## start EXERCISE MATERIAL

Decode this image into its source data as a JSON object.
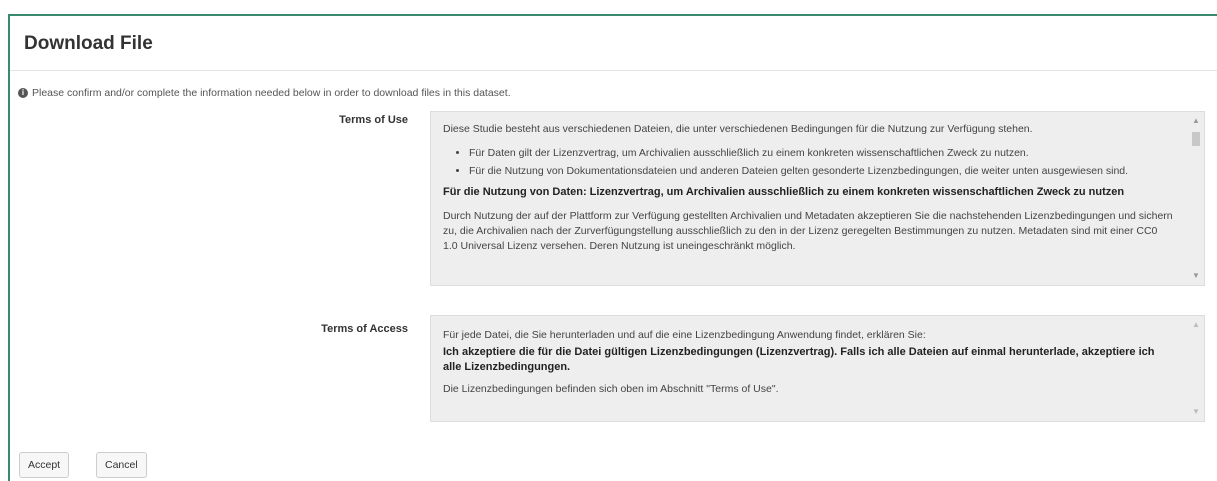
{
  "dialog": {
    "title": "Download File",
    "info_text": "Please confirm and/or complete the information needed below in order to download files in this dataset."
  },
  "terms_of_use": {
    "label": "Terms of Use",
    "intro": "Diese Studie besteht aus verschiedenen Dateien, die unter verschiedenen Bedingungen für die Nutzung zur Verfügung stehen.",
    "bullets": [
      "Für Daten gilt der Lizenzvertrag, um Archivalien ausschließlich zu einem konkreten wissenschaftlichen Zweck zu nutzen.",
      "Für die Nutzung von Dokumentationsdateien und anderen Dateien gelten gesonderte Lizenzbedingungen, die weiter unten ausgewiesen sind."
    ],
    "heading": "Für die Nutzung von Daten: Lizenzvertrag, um Archivalien ausschließlich zu einem konkreten wissenschaftlichen Zweck zu nutzen",
    "paragraph": "Durch Nutzung der auf der Plattform zur Verfügung gestellten Archivalien und Metadaten akzeptieren Sie die nachstehenden Lizenzbedingungen und sichern zu, die Archivalien nach der Zurverfügungstellung ausschließlich zu den in der Lizenz geregelten Bestimmungen zu nutzen. Metadaten sind mit einer CC0 1.0 Universal Lizenz versehen. Deren Nutzung ist uneingeschränkt möglich."
  },
  "terms_of_access": {
    "label": "Terms of Access",
    "intro": "Für jede Datei, die Sie herunterladen und auf die eine Lizenzbedingung Anwendung findet, erklären Sie:",
    "bold_text": "Ich akzeptiere die für die Datei gültigen Lizenzbedingungen (Lizenzvertrag). Falls ich alle Dateien auf einmal herunterlade, akzeptiere ich alle Lizenzbedingungen.",
    "note": "Die Lizenzbedingungen befinden sich oben im Abschnitt \"Terms of Use\"."
  },
  "buttons": {
    "accept": "Accept",
    "cancel": "Cancel"
  },
  "icons": {
    "info": "info-circle-icon",
    "scroll_up": "chevron-up-icon",
    "scroll_down": "chevron-down-icon"
  },
  "colors": {
    "accent_border": "#3a8a6e",
    "box_background": "#eeeeee"
  }
}
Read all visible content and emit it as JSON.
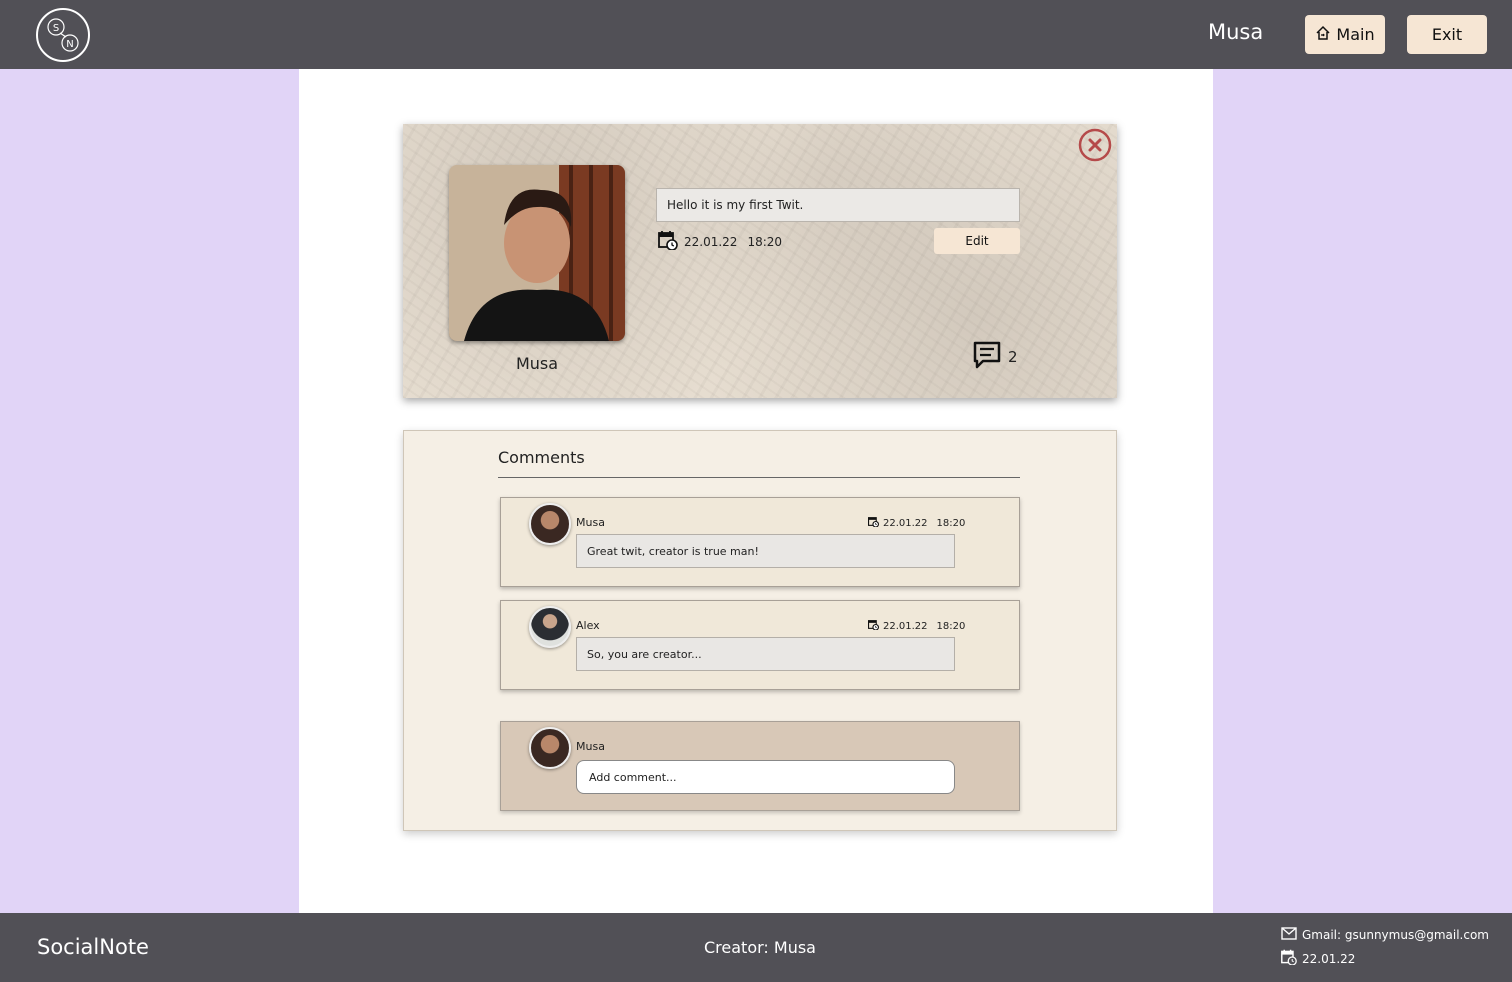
{
  "header": {
    "logo_letters": [
      "S",
      "N"
    ],
    "username": "Musa",
    "main_button_label": "Main",
    "exit_button_label": "Exit"
  },
  "twit": {
    "author": "Musa",
    "text": "Hello it is my first Twit.",
    "date": "22.01.22",
    "time": "18:20",
    "edit_label": "Edit",
    "comment_count": "2"
  },
  "comments": {
    "title": "Comments",
    "items": [
      {
        "author": "Musa",
        "date": "22.01.22",
        "time": "18:20",
        "text": "Great twit, creator is true man!"
      },
      {
        "author": "Alex",
        "date": "22.01.22",
        "time": "18:20",
        "text": "So, you are creator..."
      }
    ],
    "new_comment": {
      "author": "Musa",
      "placeholder": "Add comment..."
    }
  },
  "footer": {
    "brand": "SocialNote",
    "creator": "Creator: Musa",
    "email": "Gmail: gsunnymus@gmail.com",
    "date": "22.01.22"
  },
  "colors": {
    "header_bg": "#515056",
    "page_bg": "#e1d4f7",
    "button_bg": "#f6e6d4",
    "close_red": "#b54a4a"
  },
  "icons": {
    "logo": "sn-logo-icon",
    "main": "home-icon",
    "close": "close-circle-icon",
    "calendar": "calendar-clock-icon",
    "comments": "comment-icon",
    "email": "mail-icon"
  }
}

## end EXERCISE MATERIAL

> **THE PROBLEM**
Output a single number: how many lines contain the word "author".

> **RIGHT ANSWER**
4